→ Given instruction
For each line in the data below that holds "days", return a copy.

→ Provided records

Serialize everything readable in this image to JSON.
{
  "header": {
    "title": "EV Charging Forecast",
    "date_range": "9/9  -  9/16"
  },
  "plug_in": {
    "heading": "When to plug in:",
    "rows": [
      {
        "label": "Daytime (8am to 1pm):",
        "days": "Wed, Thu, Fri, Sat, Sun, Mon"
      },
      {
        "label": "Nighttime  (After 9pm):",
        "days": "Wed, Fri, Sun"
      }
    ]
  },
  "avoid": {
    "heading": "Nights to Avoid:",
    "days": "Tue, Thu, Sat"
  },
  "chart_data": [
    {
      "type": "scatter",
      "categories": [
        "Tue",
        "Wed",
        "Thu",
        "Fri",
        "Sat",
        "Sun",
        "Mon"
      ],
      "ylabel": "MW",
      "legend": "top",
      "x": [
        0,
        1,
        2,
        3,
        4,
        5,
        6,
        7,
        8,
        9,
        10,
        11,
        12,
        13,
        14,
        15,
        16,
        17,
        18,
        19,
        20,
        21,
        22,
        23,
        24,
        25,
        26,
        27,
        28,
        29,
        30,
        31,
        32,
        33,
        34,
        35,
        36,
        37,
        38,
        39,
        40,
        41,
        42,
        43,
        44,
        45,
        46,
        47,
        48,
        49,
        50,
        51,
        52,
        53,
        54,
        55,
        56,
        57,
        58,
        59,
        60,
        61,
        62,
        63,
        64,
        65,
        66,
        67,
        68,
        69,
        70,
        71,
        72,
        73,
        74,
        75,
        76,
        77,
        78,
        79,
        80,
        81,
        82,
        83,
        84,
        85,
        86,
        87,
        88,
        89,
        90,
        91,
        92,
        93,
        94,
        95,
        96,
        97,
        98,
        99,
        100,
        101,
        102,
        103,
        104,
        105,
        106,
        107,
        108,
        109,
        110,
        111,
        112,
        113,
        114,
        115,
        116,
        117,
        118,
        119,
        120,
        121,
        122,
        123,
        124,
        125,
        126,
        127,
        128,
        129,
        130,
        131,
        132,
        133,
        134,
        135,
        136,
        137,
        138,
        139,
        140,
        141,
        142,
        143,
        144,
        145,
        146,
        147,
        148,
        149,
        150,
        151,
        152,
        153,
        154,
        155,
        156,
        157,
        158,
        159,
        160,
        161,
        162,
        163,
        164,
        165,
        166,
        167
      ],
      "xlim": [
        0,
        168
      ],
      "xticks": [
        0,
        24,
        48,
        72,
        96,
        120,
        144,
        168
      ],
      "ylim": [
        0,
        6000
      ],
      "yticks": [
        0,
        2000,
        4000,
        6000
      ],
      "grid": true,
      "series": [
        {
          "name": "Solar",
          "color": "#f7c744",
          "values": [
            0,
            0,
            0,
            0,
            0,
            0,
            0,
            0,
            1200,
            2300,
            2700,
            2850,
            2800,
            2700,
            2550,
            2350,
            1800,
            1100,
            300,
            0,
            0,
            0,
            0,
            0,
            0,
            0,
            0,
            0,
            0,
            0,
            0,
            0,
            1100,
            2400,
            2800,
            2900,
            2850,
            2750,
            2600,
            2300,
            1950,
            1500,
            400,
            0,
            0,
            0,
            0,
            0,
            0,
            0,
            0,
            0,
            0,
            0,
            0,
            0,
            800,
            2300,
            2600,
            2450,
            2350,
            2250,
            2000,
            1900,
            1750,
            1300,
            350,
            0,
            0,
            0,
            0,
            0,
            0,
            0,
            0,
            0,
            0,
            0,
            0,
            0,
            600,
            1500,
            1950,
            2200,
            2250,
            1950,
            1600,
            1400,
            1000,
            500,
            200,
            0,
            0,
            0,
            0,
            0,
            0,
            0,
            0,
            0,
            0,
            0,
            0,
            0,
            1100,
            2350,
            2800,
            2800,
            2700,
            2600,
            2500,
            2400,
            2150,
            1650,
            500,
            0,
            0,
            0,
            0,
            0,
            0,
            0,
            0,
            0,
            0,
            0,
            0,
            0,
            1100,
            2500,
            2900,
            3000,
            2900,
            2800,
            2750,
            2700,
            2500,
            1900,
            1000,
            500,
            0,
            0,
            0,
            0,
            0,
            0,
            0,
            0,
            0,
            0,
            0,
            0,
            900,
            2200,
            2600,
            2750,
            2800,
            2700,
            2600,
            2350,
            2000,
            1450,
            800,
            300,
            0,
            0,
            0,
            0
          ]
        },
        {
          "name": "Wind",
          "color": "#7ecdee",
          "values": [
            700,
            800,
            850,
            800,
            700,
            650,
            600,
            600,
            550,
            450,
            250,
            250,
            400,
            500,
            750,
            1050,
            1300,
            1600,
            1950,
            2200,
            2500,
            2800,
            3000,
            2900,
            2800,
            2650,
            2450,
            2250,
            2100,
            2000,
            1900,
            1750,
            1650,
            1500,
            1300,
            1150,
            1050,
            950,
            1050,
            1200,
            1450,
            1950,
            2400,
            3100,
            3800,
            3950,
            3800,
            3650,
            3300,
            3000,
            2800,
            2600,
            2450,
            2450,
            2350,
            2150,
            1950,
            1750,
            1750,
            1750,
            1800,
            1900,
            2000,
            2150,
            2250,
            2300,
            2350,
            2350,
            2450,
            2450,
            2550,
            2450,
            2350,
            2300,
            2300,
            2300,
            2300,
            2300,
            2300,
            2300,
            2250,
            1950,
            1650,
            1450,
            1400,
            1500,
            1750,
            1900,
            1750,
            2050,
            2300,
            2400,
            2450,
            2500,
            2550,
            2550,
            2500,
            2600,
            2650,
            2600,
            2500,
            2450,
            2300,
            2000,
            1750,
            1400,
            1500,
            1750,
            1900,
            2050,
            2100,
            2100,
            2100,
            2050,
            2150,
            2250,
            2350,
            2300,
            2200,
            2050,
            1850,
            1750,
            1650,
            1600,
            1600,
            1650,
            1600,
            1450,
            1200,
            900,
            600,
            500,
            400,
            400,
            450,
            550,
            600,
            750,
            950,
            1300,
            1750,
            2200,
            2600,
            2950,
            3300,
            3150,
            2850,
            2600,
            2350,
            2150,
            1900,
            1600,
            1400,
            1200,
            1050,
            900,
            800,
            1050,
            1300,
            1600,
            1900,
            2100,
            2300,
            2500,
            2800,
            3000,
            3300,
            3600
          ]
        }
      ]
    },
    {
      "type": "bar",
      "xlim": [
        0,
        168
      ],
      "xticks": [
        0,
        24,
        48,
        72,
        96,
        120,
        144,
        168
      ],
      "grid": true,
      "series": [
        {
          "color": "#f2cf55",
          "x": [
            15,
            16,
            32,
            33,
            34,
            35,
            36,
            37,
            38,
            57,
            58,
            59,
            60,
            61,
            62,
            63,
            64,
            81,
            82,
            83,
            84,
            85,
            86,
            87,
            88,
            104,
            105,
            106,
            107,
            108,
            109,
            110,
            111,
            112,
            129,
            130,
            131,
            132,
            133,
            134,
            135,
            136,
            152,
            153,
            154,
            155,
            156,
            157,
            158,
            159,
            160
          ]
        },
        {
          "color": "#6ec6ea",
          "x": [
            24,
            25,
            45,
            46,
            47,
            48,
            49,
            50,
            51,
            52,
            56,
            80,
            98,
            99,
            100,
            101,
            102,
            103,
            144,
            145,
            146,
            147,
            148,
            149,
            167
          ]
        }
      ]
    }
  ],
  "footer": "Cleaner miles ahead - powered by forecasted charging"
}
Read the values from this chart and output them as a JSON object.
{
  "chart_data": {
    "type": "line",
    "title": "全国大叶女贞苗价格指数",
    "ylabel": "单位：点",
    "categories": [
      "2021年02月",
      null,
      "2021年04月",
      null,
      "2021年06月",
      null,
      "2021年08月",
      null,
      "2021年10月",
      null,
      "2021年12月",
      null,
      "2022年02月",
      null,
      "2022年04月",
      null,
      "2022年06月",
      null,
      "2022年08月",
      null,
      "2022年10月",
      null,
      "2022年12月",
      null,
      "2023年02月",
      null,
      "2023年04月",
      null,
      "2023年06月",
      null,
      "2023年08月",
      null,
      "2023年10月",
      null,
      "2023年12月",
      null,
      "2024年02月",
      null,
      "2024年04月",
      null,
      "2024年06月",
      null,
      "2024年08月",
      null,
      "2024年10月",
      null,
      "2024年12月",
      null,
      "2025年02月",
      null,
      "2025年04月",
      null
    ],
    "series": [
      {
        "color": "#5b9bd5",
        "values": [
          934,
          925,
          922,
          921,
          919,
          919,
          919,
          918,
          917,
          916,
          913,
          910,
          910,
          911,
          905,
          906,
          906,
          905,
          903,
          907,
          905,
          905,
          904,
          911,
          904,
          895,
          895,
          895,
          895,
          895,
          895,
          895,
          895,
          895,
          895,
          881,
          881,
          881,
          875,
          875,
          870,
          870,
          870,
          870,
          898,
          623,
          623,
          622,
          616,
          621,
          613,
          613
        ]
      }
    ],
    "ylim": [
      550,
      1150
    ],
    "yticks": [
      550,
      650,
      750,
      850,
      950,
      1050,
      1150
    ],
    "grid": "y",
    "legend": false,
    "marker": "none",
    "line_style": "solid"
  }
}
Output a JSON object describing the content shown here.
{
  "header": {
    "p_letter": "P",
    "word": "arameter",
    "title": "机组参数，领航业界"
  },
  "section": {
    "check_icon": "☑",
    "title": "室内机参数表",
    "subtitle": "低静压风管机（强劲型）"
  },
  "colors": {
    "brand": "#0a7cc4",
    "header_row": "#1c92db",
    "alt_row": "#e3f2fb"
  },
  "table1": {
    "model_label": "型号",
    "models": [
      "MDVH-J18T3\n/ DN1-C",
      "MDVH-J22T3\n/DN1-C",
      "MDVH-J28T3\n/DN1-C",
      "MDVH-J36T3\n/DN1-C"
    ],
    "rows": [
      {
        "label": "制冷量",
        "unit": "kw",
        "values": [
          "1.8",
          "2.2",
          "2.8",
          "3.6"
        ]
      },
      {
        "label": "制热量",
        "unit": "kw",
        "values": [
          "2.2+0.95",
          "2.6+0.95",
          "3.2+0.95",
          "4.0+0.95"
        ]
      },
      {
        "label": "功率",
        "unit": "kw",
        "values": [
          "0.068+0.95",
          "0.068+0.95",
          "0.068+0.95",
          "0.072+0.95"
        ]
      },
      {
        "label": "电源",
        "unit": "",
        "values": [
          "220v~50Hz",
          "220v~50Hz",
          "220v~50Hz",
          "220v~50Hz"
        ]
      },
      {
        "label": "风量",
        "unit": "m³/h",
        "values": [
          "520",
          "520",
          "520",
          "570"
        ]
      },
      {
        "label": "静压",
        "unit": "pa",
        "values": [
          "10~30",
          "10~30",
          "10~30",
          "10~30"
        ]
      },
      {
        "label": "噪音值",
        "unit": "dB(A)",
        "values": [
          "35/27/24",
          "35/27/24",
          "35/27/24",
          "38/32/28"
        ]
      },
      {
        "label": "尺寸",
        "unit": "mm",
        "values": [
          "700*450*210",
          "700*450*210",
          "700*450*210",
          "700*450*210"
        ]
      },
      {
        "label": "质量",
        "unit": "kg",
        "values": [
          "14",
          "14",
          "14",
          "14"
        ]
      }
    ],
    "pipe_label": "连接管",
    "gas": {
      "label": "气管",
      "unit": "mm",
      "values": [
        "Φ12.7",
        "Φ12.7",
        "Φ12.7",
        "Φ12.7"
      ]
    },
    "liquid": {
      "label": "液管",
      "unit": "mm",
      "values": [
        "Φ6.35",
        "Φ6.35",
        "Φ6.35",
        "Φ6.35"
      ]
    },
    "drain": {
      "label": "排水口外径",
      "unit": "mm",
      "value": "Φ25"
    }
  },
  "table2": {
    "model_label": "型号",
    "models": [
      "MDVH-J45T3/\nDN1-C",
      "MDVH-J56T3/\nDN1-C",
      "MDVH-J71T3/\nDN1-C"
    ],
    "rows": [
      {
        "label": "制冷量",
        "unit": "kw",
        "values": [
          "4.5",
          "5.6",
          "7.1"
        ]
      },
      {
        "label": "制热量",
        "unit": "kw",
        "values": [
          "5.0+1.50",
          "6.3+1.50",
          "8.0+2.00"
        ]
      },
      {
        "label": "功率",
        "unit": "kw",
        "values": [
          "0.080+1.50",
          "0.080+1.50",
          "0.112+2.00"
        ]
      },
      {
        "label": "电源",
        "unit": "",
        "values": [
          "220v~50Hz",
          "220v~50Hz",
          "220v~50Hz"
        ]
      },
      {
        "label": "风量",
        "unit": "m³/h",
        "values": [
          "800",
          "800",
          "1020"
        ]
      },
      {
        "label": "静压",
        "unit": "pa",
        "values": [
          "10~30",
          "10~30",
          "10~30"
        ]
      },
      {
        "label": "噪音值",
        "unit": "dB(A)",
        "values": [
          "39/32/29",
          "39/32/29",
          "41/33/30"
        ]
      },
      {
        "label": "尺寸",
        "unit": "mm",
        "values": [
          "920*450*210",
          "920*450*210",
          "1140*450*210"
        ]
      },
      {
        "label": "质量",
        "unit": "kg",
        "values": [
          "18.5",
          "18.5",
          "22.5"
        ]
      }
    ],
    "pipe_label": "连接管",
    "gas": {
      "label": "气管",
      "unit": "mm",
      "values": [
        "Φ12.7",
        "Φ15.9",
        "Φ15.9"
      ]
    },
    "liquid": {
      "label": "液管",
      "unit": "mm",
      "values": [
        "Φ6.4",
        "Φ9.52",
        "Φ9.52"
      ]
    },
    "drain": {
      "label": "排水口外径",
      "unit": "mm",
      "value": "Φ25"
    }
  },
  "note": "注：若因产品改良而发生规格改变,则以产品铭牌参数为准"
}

→ Task response
        "days": "Wed, Thu, Fri, Sat, Sun, Mon"
        "days": "Wed, Fri, Sun"
    "days": "Tue, Thu, Sat"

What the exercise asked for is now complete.